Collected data
——————————

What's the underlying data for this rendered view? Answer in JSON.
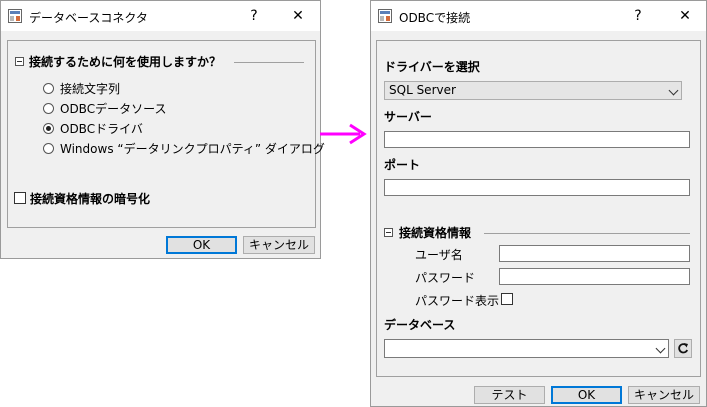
{
  "left_dialog": {
    "title": "データベースコネクタ",
    "help": "?",
    "close": "✕",
    "section_title": "接続するために何を使用しますか？",
    "options": [
      {
        "label": "接続文字列",
        "selected": false
      },
      {
        "label": "ODBCデータソース",
        "selected": false
      },
      {
        "label": "ODBCドライバ",
        "selected": true
      },
      {
        "label": "Windows “データリンクプロパティ” ダイアログ",
        "selected": false
      }
    ],
    "encrypt_label": "接続資格情報の暗号化",
    "ok": "OK",
    "cancel": "キャンセル"
  },
  "arrow": {
    "color": "#ff00ff"
  },
  "right_dialog": {
    "title": "ODBCで接続",
    "help": "?",
    "close": "✕",
    "driver_label": "ドライバーを選択",
    "driver_value": "SQL Server",
    "server_label": "サーバー",
    "server_value": "",
    "port_label": "ポート",
    "port_value": "",
    "cred_section": "接続資格情報",
    "username_label": "ユーザ名",
    "username_value": "",
    "password_label": "パスワード",
    "password_value": "",
    "show_password_label": "パスワード表示",
    "show_password_checked": false,
    "database_label": "データベース",
    "database_value": "",
    "test": "テスト",
    "ok": "OK",
    "cancel": "キャンセル"
  }
}
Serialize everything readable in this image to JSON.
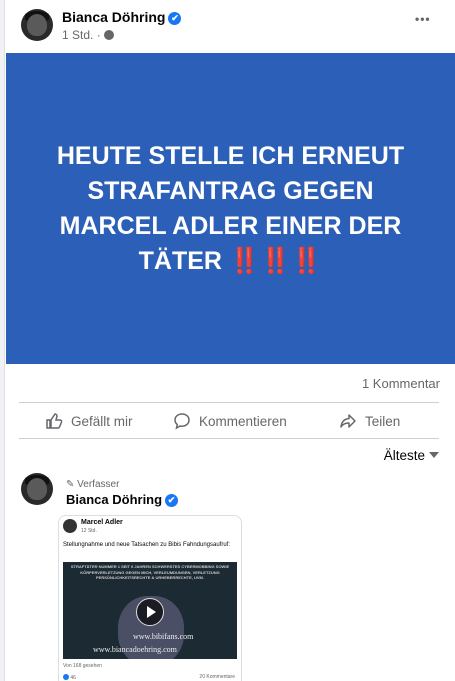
{
  "post": {
    "author": "Bianca Döhring",
    "time": "1 Std. ·",
    "more_label": "•••",
    "banner_text": "HEUTE STELLE ICH ERNEUT STRAFANTRAG GEGEN MARCEL ADLER EINER DER TÄTER",
    "banner_emoji": "‼️‼️‼️",
    "banner_color": "#2c5fb7",
    "comment_count": "1 Kommentar"
  },
  "actions": {
    "like": "Gefällt mir",
    "comment": "Kommentieren",
    "share": "Teilen"
  },
  "sort": {
    "label": "Älteste"
  },
  "comment": {
    "role": "Verfasser",
    "author": "Bianca Döhring",
    "embedded": {
      "author": "Marcel Adler",
      "time": "12 Std.",
      "text": "Stellungnahme und neue Tatsachen zu Bibis Fahndungsaufruf:",
      "video_caption": "STRAFTÄTER NUMMER 1 SEIT 6 JAHREN SCHWERSTES CYBERMOBBING SOWIE KÖRPERVERLETZUNG GEGEN MICH, VERLEUMDUNGEN, VERLETZUNG PERSÖNLICHKEITSRECHTE & URHEBERRECHTE, UVM.",
      "url1": "www.bibifans.com",
      "url2": "www.biancadoehring.com",
      "views": "Von 168 gesehen",
      "likes": "46",
      "comments": "20 Kommentare"
    }
  },
  "colors": {
    "accent": "#1877f2",
    "banner": "#2c5fb7"
  },
  "icons": [
    "globe-icon",
    "more-icon",
    "like-icon",
    "comment-icon",
    "share-icon",
    "caret-down-icon",
    "pencil-icon",
    "verified-icon",
    "play-icon"
  ]
}
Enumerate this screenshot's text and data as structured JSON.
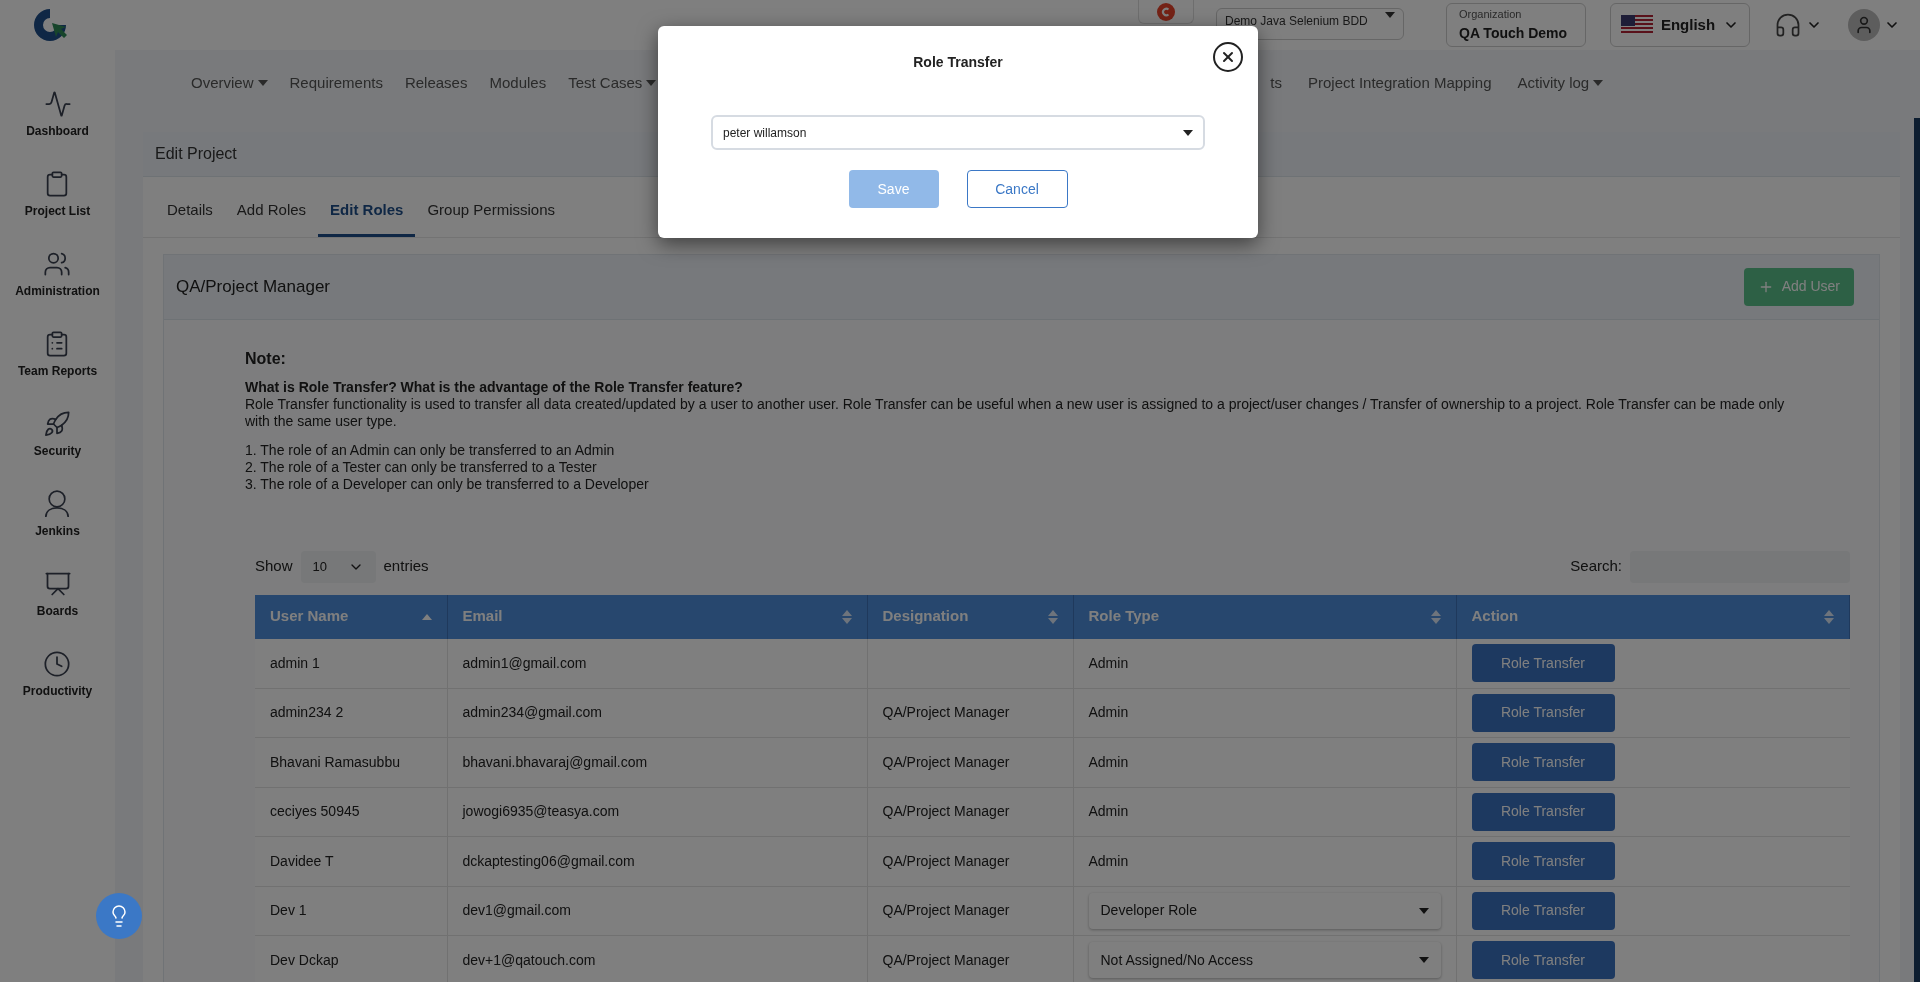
{
  "top_bar": {
    "project_select": "Demo Java Selenium BDD",
    "organization": {
      "label": "Organization",
      "value": "QA Touch Demo"
    },
    "language": "English"
  },
  "sidebar": {
    "items": [
      {
        "label": "Dashboard"
      },
      {
        "label": "Project List"
      },
      {
        "label": "Administration"
      },
      {
        "label": "Team Reports"
      },
      {
        "label": "Security"
      },
      {
        "label": "Jenkins"
      },
      {
        "label": "Boards"
      },
      {
        "label": "Productivity"
      }
    ]
  },
  "nav": {
    "left": [
      {
        "label": "Overview",
        "dropdown": true
      },
      {
        "label": "Requirements",
        "dropdown": false
      },
      {
        "label": "Releases",
        "dropdown": false
      },
      {
        "label": "Modules",
        "dropdown": false
      },
      {
        "label": "Test Cases",
        "dropdown": true
      }
    ],
    "right": [
      {
        "label": "ts",
        "dropdown": false
      },
      {
        "label": "Project Integration Mapping",
        "dropdown": false
      },
      {
        "label": "Activity log",
        "dropdown": true
      }
    ]
  },
  "edit_project": {
    "title": "Edit Project",
    "tabs": [
      {
        "label": "Details",
        "selected": false
      },
      {
        "label": "Add Roles",
        "selected": false
      },
      {
        "label": "Edit Roles",
        "selected": true
      },
      {
        "label": "Group Permissions",
        "selected": false
      }
    ],
    "panel": {
      "title": "QA/Project Manager",
      "add_user": "Add User",
      "note": {
        "title": "Note:",
        "question": "What is Role Transfer? What is the advantage of the Role Transfer feature?",
        "text": "Role Transfer functionality is used to transfer all data created/updated by a user to another user. Role Transfer can be useful when a new user is assigned to a project/user changes / Transfer of ownership to a project. Role Transfer can be made only with the same user type.",
        "rules": [
          "1. The role of an Admin can only be transferred to an Admin",
          "2. The role of a Tester can only be transferred to a Tester",
          "3. The role of a Developer can only be transferred to a Developer"
        ]
      },
      "show": "Show",
      "entries_value": "10",
      "entries": "entries",
      "search_label": "Search:",
      "table": {
        "columns": [
          {
            "label": "User Name",
            "sorted": true
          },
          {
            "label": "Email",
            "sorted": false
          },
          {
            "label": "Designation",
            "sorted": false
          },
          {
            "label": "Role Type",
            "sorted": false
          },
          {
            "label": "Action",
            "sorted": false
          }
        ],
        "rows": [
          {
            "user": "admin 1",
            "email": "admin1@gmail.com",
            "designation": "",
            "role": {
              "kind": "text",
              "value": "Admin"
            },
            "action": "Role Transfer"
          },
          {
            "user": "admin234 2",
            "email": "admin234@gmail.com",
            "designation": "QA/Project Manager",
            "role": {
              "kind": "text",
              "value": "Admin"
            },
            "action": "Role Transfer"
          },
          {
            "user": "Bhavani Ramasubbu",
            "email": "bhavani.bhavaraj@gmail.com",
            "designation": "QA/Project Manager",
            "role": {
              "kind": "text",
              "value": "Admin"
            },
            "action": "Role Transfer"
          },
          {
            "user": "ceciyes 50945",
            "email": "jowogi6935@teasya.com",
            "designation": "QA/Project Manager",
            "role": {
              "kind": "text",
              "value": "Admin"
            },
            "action": "Role Transfer"
          },
          {
            "user": "Davidee T",
            "email": "dckaptesting06@gmail.com",
            "designation": "QA/Project Manager",
            "role": {
              "kind": "text",
              "value": "Admin"
            },
            "action": "Role Transfer"
          },
          {
            "user": "Dev 1",
            "email": "dev1@gmail.com",
            "designation": "QA/Project Manager",
            "role": {
              "kind": "select",
              "value": "Developer Role"
            },
            "action": "Role Transfer"
          },
          {
            "user": "Dev Dckap",
            "email": "dev+1@qatouch.com",
            "designation": "QA/Project Manager",
            "role": {
              "kind": "select",
              "value": "Not Assigned/No Access"
            },
            "action": "Role Transfer"
          }
        ]
      }
    }
  },
  "modal": {
    "title": "Role Transfer",
    "select_value": "peter willamson",
    "save": {
      "label": "Save",
      "disabled": true
    },
    "cancel": "Cancel"
  }
}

——————————

* _Request_
Write out each entry exactly as given, omitting any picture.

* _Solution to the problem_
What's the underlying data for this rendered view? Answer in JSON.
{
  "left_dialog": {
    "title": "データベースコネクタ",
    "help": "?",
    "close": "✕",
    "section_title": "接続するために何を使用しますか？",
    "options": [
      {
        "label": "接続文字列",
        "selected": false
      },
      {
        "label": "ODBCデータソース",
        "selected": false
      },
      {
        "label": "ODBCドライバ",
        "selected": true
      },
      {
        "label": "Windows “データリンクプロパティ” ダイアログ",
        "selected": false
      }
    ],
    "encrypt_label": "接続資格情報の暗号化",
    "ok": "OK",
    "cancel": "キャンセル"
  },
  "arrow": {
    "color": "#ff00ff"
  },
  "right_dialog": {
    "title": "ODBCで接続",
    "help": "?",
    "close": "✕",
    "driver_label": "ドライバーを選択",
    "driver_value": "SQL Server",
    "server_label": "サーバー",
    "server_value": "",
    "port_label": "ポート",
    "port_value": "",
    "cred_section": "接続資格情報",
    "username_label": "ユーザ名",
    "username_value": "",
    "password_label": "パスワード",
    "password_value": "",
    "show_password_label": "パスワード表示",
    "show_password_checked": false,
    "database_label": "データベース",
    "database_value": "",
    "test": "テスト",
    "ok": "OK",
    "cancel": "キャンセル"
  }
}
Serialize everything readable in this image to JSON.
{
  "post": {
    "author": "Bianca Döhring",
    "time": "1 Std. ·",
    "more_label": "•••",
    "banner_text": "HEUTE STELLE ICH ERNEUT STRAFANTRAG GEGEN MARCEL ADLER EINER DER TÄTER",
    "banner_emoji": "‼️‼️‼️",
    "banner_color": "#2c5fb7",
    "comment_count": "1 Kommentar"
  },
  "actions": {
    "like": "Gefällt mir",
    "comment": "Kommentieren",
    "share": "Teilen"
  },
  "sort": {
    "label": "Älteste"
  },
  "comment": {
    "role": "Verfasser",
    "author": "Bianca Döhring",
    "embedded": {
      "author": "Marcel Adler",
      "time": "12 Std.",
      "text": "Stellungnahme und neue Tatsachen zu Bibis Fahndungsaufruf:",
      "video_caption": "STRAFTÄTER NUMMER 1 SEIT 6 JAHREN SCHWERSTES CYBERMOBBING SOWIE KÖRPERVERLETZUNG GEGEN MICH, VERLEUMDUNGEN, VERLETZUNG PERSÖNLICHKEITSRECHTE & URHEBERRECHTE, UVM.",
      "url1": "www.bibifans.com",
      "url2": "www.biancadoehring.com",
      "views": "Von 168 gesehen",
      "likes": "46",
      "comments": "20 Kommentare"
    }
  },
  "colors": {
    "accent": "#1877f2",
    "banner": "#2c5fb7"
  },
  "icons": [
    "globe-icon",
    "more-icon",
    "like-icon",
    "comment-icon",
    "share-icon",
    "caret-down-icon",
    "pencil-icon",
    "verified-icon",
    "play-icon"
  ]
}
Enumerate this screenshot's text and data as structured JSON.
{
  "top_bar": {
    "project_select": "Demo Java Selenium BDD",
    "organization": {
      "label": "Organization",
      "value": "QA Touch Demo"
    },
    "language": "English"
  },
  "sidebar": {
    "items": [
      {
        "label": "Dashboard"
      },
      {
        "label": "Project List"
      },
      {
        "label": "Administration"
      },
      {
        "label": "Team Reports"
      },
      {
        "label": "Security"
      },
      {
        "label": "Jenkins"
      },
      {
        "label": "Boards"
      },
      {
        "label": "Productivity"
      }
    ]
  },
  "nav": {
    "left": [
      {
        "label": "Overview",
        "dropdown": true
      },
      {
        "label": "Requirements",
        "dropdown": false
      },
      {
        "label": "Releases",
        "dropdown": false
      },
      {
        "label": "Modules",
        "dropdown": false
      },
      {
        "label": "Test Cases",
        "dropdown": true
      }
    ],
    "right": [
      {
        "label": "ts",
        "dropdown": false
      },
      {
        "label": "Project Integration Mapping",
        "dropdown": false
      },
      {
        "label": "Activity log",
        "dropdown": true
      }
    ]
  },
  "edit_project": {
    "title": "Edit Project",
    "tabs": [
      {
        "label": "Details",
        "selected": false
      },
      {
        "label": "Add Roles",
        "selected": false
      },
      {
        "label": "Edit Roles",
        "selected": true
      },
      {
        "label": "Group Permissions",
        "selected": false
      }
    ],
    "panel": {
      "title": "QA/Project Manager",
      "add_user": "Add User",
      "note": {
        "title": "Note:",
        "question": "What is Role Transfer? What is the advantage of the Role Transfer feature?",
        "text": "Role Transfer functionality is used to transfer all data created/updated by a user to another user. Role Transfer can be useful when a new user is assigned to a project/user changes / Transfer of ownership to a project. Role Transfer can be made only with the same user type.",
        "rules": [
          "1. The role of an Admin can only be transferred to an Admin",
          "2. The role of a Tester can only be transferred to a Tester",
          "3. The role of a Developer can only be transferred to a Developer"
        ]
      },
      "show": "Show",
      "entries_value": "10",
      "entries": "entries",
      "search_label": "Search:",
      "table": {
        "columns": [
          {
            "label": "User Name",
            "sorted": true
          },
          {
            "label": "Email",
            "sorted": false
          },
          {
            "label": "Designation",
            "sorted": false
          },
          {
            "label": "Role Type",
            "sorted": false
          },
          {
            "label": "Action",
            "sorted": false
          }
        ],
        "rows": [
          {
            "user": "admin 1",
            "email": "admin1@gmail.com",
            "designation": "",
            "role": {
              "kind": "text",
              "value": "Admin"
            },
            "action": "Role Transfer"
          },
          {
            "user": "admin234 2",
            "email": "admin234@gmail.com",
            "designation": "QA/Project Manager",
            "role": {
              "kind": "text",
              "value": "Admin"
            },
            "action": "Role Transfer"
          },
          {
            "user": "Bhavani Ramasubbu",
            "email": "bhavani.bhavaraj@gmail.com",
            "designation": "QA/Project Manager",
            "role": {
              "kind": "text",
              "value": "Admin"
            },
            "action": "Role Transfer"
          },
          {
            "user": "ceciyes 50945",
            "email": "jowogi6935@teasya.com",
            "designation": "QA/Project Manager",
            "role": {
              "kind": "text",
              "value": "Admin"
            },
            "action": "Role Transfer"
          },
          {
            "user": "Davidee T",
            "email": "dckaptesting06@gmail.com",
            "designation": "QA/Project Manager",
            "role": {
              "kind": "text",
              "value": "Admin"
            },
            "action": "Role Transfer"
          },
          {
            "user": "Dev 1",
            "email": "dev1@gmail.com",
            "designation": "QA/Project Manager",
            "role": {
              "kind": "select",
              "value": "Developer Role"
            },
            "action": "Role Transfer"
          },
          {
            "user": "Dev Dckap",
            "email": "dev+1@qatouch.com",
            "designation": "QA/Project Manager",
            "role": {
              "kind": "select",
              "value": "Not Assigned/No Access"
            },
            "action": "Role Transfer"
          }
        ]
      }
    }
  },
  "modal": {
    "title": "Role Transfer",
    "select_value": "peter willamson",
    "save": {
      "label": "Save",
      "disabled": true
    },
    "cancel": "Cancel"
  }
}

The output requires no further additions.